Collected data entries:
━━━━━━━━━━━━━━━━

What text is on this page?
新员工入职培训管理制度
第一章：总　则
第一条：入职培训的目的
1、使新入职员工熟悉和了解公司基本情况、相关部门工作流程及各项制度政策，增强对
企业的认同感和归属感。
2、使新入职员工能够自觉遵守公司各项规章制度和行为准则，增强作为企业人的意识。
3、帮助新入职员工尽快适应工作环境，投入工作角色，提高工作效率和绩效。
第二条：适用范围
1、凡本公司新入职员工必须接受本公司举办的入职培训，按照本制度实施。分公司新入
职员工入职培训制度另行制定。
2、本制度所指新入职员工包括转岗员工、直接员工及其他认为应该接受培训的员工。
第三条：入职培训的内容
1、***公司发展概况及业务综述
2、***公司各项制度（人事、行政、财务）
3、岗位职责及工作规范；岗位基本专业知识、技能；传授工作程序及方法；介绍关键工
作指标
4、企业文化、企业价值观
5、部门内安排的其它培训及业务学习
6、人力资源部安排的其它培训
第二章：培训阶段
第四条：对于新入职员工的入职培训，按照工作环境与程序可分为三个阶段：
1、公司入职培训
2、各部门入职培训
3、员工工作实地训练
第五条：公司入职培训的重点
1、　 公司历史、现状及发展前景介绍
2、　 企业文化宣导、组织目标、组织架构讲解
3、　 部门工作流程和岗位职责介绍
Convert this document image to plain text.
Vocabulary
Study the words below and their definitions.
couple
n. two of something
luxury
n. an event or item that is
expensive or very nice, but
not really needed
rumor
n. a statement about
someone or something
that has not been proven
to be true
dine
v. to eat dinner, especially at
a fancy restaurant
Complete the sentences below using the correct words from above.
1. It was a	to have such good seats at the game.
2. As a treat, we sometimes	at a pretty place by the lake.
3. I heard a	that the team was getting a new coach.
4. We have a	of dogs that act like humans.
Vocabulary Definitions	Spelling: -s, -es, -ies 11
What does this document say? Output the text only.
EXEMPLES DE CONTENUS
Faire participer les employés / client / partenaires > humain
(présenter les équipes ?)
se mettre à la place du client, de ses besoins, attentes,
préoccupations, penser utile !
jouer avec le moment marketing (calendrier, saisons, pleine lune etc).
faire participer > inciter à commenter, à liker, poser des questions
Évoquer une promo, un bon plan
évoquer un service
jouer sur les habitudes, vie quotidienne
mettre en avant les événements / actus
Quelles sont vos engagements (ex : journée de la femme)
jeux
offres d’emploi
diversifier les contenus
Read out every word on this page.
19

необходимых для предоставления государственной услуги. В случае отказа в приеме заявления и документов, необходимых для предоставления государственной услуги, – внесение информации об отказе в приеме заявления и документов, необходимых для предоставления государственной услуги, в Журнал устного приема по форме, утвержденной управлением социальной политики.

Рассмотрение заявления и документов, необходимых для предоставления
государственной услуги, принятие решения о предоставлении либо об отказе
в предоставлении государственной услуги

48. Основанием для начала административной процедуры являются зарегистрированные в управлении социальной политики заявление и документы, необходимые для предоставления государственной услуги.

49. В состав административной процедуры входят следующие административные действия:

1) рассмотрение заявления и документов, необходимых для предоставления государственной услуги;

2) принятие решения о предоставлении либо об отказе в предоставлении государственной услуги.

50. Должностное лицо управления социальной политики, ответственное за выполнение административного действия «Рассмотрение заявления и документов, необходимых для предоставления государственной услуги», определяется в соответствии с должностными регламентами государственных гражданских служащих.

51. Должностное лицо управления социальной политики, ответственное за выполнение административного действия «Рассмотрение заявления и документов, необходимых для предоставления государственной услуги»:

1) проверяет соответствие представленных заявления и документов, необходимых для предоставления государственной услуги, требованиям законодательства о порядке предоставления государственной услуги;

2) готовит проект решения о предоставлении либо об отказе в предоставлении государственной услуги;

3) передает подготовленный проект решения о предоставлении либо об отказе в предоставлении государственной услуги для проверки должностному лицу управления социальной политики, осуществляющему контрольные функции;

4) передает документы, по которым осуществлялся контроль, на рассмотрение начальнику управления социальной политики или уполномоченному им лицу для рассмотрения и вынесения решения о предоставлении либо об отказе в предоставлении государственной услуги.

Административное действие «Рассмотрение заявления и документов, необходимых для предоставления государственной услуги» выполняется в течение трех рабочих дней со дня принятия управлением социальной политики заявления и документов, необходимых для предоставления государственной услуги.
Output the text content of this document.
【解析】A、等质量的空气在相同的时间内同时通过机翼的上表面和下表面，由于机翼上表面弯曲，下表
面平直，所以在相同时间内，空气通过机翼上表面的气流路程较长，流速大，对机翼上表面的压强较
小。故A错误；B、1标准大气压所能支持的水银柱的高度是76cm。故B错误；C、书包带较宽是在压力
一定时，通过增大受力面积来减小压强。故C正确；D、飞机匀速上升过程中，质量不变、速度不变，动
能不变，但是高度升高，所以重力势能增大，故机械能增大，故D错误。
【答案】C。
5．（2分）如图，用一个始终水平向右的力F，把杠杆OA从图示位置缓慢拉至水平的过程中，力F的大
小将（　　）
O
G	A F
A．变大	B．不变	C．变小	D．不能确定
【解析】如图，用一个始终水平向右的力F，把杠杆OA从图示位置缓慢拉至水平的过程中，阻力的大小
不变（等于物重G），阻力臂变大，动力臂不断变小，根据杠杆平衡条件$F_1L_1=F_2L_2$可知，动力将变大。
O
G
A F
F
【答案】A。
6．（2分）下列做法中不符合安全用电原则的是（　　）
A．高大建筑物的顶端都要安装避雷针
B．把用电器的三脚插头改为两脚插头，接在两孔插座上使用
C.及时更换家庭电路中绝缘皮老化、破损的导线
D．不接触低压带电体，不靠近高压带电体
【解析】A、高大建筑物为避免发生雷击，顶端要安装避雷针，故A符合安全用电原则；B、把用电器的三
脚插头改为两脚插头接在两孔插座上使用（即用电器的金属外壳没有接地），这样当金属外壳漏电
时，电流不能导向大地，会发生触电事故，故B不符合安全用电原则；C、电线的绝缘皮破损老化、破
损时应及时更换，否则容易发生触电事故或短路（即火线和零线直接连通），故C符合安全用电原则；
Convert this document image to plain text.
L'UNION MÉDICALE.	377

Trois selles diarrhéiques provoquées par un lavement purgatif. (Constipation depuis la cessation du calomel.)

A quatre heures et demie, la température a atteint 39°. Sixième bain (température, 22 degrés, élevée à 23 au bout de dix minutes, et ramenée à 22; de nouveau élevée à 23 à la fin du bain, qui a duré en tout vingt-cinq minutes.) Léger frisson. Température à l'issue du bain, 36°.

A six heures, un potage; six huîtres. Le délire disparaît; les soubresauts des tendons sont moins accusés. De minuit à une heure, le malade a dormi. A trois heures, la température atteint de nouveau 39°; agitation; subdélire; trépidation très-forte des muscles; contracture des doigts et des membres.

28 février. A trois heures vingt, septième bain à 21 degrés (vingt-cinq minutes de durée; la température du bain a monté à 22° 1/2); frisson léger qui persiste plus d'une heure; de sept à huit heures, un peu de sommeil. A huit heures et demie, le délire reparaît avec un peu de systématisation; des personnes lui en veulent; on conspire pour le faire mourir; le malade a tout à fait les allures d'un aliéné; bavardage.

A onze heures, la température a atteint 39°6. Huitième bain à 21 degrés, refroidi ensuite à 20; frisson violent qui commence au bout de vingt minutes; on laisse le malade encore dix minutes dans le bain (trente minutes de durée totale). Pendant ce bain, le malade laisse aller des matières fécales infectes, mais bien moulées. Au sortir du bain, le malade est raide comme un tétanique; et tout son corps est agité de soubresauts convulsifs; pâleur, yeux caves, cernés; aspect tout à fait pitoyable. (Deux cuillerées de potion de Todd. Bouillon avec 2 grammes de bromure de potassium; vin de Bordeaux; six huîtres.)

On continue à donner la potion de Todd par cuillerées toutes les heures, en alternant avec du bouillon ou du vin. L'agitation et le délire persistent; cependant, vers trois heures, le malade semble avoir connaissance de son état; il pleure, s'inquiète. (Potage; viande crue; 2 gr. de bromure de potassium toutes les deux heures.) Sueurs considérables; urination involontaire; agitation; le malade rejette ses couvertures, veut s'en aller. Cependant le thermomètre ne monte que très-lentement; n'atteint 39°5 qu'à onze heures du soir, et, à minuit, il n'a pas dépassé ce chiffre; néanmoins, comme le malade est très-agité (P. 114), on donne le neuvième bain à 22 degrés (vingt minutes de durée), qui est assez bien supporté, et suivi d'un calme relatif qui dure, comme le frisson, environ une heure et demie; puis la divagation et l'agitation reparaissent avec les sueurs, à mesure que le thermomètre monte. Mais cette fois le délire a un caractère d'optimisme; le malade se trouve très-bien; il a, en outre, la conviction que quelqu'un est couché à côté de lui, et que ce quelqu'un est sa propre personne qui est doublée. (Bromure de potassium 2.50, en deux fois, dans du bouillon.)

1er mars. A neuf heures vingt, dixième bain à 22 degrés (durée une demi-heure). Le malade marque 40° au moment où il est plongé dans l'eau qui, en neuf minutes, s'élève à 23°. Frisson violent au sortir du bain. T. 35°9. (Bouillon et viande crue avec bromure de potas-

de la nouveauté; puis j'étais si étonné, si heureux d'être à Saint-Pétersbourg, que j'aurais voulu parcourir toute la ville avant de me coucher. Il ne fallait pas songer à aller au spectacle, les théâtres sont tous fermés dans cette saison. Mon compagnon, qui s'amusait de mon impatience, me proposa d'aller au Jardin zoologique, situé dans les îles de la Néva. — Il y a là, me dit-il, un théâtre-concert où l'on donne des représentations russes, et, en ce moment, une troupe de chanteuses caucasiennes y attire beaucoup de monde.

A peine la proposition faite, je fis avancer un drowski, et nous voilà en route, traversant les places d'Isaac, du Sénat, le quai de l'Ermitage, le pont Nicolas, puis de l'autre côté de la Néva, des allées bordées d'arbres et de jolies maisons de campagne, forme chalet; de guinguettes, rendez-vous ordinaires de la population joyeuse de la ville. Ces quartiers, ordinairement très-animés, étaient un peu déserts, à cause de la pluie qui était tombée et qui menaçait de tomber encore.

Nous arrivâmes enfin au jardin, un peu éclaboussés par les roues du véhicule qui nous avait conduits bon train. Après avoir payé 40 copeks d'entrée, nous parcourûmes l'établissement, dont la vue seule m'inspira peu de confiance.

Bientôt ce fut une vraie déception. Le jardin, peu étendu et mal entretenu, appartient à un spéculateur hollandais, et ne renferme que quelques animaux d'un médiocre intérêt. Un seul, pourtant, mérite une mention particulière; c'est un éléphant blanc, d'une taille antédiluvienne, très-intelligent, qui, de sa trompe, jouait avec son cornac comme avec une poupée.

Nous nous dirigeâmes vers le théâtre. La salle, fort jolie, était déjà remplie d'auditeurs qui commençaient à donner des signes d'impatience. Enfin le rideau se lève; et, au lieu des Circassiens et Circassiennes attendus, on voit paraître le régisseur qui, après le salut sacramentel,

━━━━━━━━━━━━━━━━

- SHORT EXERCISE
From the listing above, collect each line in which the string "words" appears.

- REPLY TO THE TASK
Study the words below and their definitions.
Complete the sentences below using the correct words from above.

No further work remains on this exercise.